* [Exercise details]: Output every line below without omitting or altering anything.

* [Extracted records]:
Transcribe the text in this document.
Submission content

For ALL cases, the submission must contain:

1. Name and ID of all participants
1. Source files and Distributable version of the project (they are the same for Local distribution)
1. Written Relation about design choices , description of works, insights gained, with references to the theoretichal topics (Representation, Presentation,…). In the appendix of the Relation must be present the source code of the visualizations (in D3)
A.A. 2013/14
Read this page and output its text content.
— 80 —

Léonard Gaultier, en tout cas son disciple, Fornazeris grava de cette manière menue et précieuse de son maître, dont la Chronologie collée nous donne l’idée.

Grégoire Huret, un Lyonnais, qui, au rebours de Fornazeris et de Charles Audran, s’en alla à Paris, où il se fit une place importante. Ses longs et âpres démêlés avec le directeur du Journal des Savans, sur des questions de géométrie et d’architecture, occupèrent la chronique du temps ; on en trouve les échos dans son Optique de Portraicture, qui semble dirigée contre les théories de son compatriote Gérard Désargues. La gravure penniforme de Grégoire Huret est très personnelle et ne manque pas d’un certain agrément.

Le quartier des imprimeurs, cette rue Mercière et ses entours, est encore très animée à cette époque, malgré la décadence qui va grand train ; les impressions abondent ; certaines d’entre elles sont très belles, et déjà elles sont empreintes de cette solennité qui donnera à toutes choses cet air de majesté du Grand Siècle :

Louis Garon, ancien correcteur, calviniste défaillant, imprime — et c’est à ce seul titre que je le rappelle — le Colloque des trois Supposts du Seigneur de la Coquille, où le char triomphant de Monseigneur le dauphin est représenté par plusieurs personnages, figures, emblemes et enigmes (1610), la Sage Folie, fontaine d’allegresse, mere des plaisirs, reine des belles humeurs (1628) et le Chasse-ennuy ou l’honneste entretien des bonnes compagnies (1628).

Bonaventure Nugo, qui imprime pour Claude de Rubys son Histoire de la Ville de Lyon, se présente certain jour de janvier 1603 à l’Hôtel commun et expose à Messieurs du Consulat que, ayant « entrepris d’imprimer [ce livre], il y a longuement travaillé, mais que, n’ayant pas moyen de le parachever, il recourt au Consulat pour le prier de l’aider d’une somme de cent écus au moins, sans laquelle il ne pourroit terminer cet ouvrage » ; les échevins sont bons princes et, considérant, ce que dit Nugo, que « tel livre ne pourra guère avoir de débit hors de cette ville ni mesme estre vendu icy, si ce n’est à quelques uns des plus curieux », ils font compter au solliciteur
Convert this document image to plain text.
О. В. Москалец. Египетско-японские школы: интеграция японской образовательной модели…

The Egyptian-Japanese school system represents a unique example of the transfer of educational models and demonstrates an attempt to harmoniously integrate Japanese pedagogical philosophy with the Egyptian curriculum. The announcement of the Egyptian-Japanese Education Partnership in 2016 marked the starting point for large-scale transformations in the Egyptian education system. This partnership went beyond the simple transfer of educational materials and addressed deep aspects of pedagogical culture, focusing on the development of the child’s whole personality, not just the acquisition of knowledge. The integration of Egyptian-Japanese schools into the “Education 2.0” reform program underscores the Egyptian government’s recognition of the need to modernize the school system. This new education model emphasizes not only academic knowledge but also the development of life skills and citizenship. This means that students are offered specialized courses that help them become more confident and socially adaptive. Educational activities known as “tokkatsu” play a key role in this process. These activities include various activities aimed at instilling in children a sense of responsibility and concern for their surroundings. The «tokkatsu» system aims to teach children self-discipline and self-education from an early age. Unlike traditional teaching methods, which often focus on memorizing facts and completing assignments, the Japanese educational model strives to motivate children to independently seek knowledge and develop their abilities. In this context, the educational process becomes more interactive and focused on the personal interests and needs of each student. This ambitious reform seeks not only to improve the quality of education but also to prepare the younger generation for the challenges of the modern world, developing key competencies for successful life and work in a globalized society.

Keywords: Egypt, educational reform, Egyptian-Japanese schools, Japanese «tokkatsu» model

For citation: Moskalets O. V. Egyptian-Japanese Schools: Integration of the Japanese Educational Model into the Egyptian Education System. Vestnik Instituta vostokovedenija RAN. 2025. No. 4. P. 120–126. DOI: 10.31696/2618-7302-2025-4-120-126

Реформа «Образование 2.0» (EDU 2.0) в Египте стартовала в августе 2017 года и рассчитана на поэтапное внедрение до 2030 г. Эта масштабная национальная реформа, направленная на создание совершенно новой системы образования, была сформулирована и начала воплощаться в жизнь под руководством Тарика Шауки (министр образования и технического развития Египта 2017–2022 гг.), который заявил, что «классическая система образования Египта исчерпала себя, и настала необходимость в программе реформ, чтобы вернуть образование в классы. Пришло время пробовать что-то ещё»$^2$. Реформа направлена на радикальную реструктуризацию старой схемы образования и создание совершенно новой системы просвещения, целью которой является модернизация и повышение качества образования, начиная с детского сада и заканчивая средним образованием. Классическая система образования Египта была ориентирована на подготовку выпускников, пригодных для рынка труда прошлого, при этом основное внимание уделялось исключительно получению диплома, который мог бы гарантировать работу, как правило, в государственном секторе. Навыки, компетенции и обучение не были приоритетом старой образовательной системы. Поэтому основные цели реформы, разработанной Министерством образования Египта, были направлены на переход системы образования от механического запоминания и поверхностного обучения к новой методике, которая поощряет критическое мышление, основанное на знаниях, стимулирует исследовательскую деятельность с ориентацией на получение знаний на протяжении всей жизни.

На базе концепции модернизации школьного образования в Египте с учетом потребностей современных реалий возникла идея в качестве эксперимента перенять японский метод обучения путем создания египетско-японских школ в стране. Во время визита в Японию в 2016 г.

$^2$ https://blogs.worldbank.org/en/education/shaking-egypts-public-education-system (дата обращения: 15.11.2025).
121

* [Solved exercise]:
Transcribe the text in this document.
Submission content

For ALL cases, the submission must contain:

1. Name and ID of all participants
1. Source files and Distributable version of the project (they are the same for Local distribution)
1. Written Relation about design choices , description of works, insights gained, with references to the theoretichal topics (Representation, Presentation,…). In the appendix of the Relation must be present the source code of the visualizations (in D3)
A.A. 2013/14
Read this page and output its text content.
— 80 —

Léonard Gaultier, en tout cas son disciple, Fornazeris grava de cette manière menue et précieuse de son maître, dont la Chronologie collée nous donne l’idée.

Grégoire Huret, un Lyonnais, qui, au rebours de Fornazeris et de Charles Audran, s’en alla à Paris, où il se fit une place importante. Ses longs et âpres démêlés avec le directeur du Journal des Savans, sur des questions de géométrie et d’architecture, occupèrent la chronique du temps ; on en trouve les échos dans son Optique de Portraicture, qui semble dirigée contre les théories de son compatriote Gérard Désargues. La gravure penniforme de Grégoire Huret est très personnelle et ne manque pas d’un certain agrément.

Le quartier des imprimeurs, cette rue Mercière et ses entours, est encore très animée à cette époque, malgré la décadence qui va grand train ; les impressions abondent ; certaines d’entre elles sont très belles, et déjà elles sont empreintes de cette solennité qui donnera à toutes choses cet air de majesté du Grand Siècle :

Louis Garon, ancien correcteur, calviniste défaillant, imprime — et c’est à ce seul titre que je le rappelle — le Colloque des trois Supposts du Seigneur de la Coquille, où le char triomphant de Monseigneur le dauphin est représenté par plusieurs personnages, figures, emblemes et enigmes (1610), la Sage Folie, fontaine d’allegresse, mere des plaisirs, reine des belles humeurs (1628) et le Chasse-ennuy ou l’honneste entretien des bonnes compagnies (1628).

Bonaventure Nugo, qui imprime pour Claude de Rubys son Histoire de la Ville de Lyon, se présente certain jour de janvier 1603 à l’Hôtel commun et expose à Messieurs du Consulat que, ayant « entrepris d’imprimer [ce livre], il y a longuement travaillé, mais que, n’ayant pas moyen de le parachever, il recourt au Consulat pour le prier de l’aider d’une somme de cent écus au moins, sans laquelle il ne pourroit terminer cet ouvrage » ; les échevins sont bons princes et, considérant, ce que dit Nugo, que « tel livre ne pourra guère avoir de débit hors de cette ville ni mesme estre vendu icy, si ce n’est à quelques uns des plus curieux », ils font compter au solliciteur
Convert this document image to plain text.
О. В. Москалец. Египетско-японские школы: интеграция японской образовательной модели…

The Egyptian-Japanese school system represents a unique example of the transfer of educational models and demonstrates an attempt to harmoniously integrate Japanese pedagogical philosophy with the Egyptian curriculum. The announcement of the Egyptian-Japanese Education Partnership in 2016 marked the starting point for large-scale transformations in the Egyptian education system. This partnership went beyond the simple transfer of educational materials and addressed deep aspects of pedagogical culture, focusing on the development of the child’s whole personality, not just the acquisition of knowledge. The integration of Egyptian-Japanese schools into the “Education 2.0” reform program underscores the Egyptian government’s recognition of the need to modernize the school system. This new education model emphasizes not only academic knowledge but also the development of life skills and citizenship. This means that students are offered specialized courses that help them become more confident and socially adaptive. Educational activities known as “tokkatsu” play a key role in this process. These activities include various activities aimed at instilling in children a sense of responsibility and concern for their surroundings. The «tokkatsu» system aims to teach children self-discipline and self-education from an early age. Unlike traditional teaching methods, which often focus on memorizing facts and completing assignments, the Japanese educational model strives to motivate children to independently seek knowledge and develop their abilities. In this context, the educational process becomes more interactive and focused on the personal interests and needs of each student. This ambitious reform seeks not only to improve the quality of education but also to prepare the younger generation for the challenges of the modern world, developing key competencies for successful life and work in a globalized society.

Keywords: Egypt, educational reform, Egyptian-Japanese schools, Japanese «tokkatsu» model

For citation: Moskalets O. V. Egyptian-Japanese Schools: Integration of the Japanese Educational Model into the Egyptian Education System. Vestnik Instituta vostokovedenija RAN. 2025. No. 4. P. 120–126. DOI: 10.31696/2618-7302-2025-4-120-126

Реформа «Образование 2.0» (EDU 2.0) в Египте стартовала в августе 2017 года и рассчитана на поэтапное внедрение до 2030 г. Эта масштабная национальная реформа, направленная на создание совершенно новой системы образования, была сформулирована и начала воплощаться в жизнь под руководством Тарика Шауки (министр образования и технического развития Египта 2017–2022 гг.), который заявил, что «классическая система образования Египта исчерпала себя, и настала необходимость в программе реформ, чтобы вернуть образование в классы. Пришло время пробовать что-то ещё»$^2$. Реформа направлена на радикальную реструктуризацию старой схемы образования и создание совершенно новой системы просвещения, целью которой является модернизация и повышение качества образования, начиная с детского сада и заканчивая средним образованием. Классическая система образования Египта была ориентирована на подготовку выпускников, пригодных для рынка труда прошлого, при этом основное внимание уделялось исключительно получению диплома, который мог бы гарантировать работу, как правило, в государственном секторе. Навыки, компетенции и обучение не были приоритетом старой образовательной системы. Поэтому основные цели реформы, разработанной Министерством образования Египта, были направлены на переход системы образования от механического запоминания и поверхностного обучения к новой методике, которая поощряет критическое мышление, основанное на знаниях, стимулирует исследовательскую деятельность с ориентацией на получение знаний на протяжении всей жизни.

На базе концепции модернизации школьного образования в Египте с учетом потребностей современных реалий возникла идея в качестве эксперимента перенять японский метод обучения путем создания египетско-японских школ в стране. Во время визита в Японию в 2016 г.

$^2$ https://blogs.worldbank.org/en/education/shaking-egypts-public-education-system (дата обращения: 15.11.2025).
121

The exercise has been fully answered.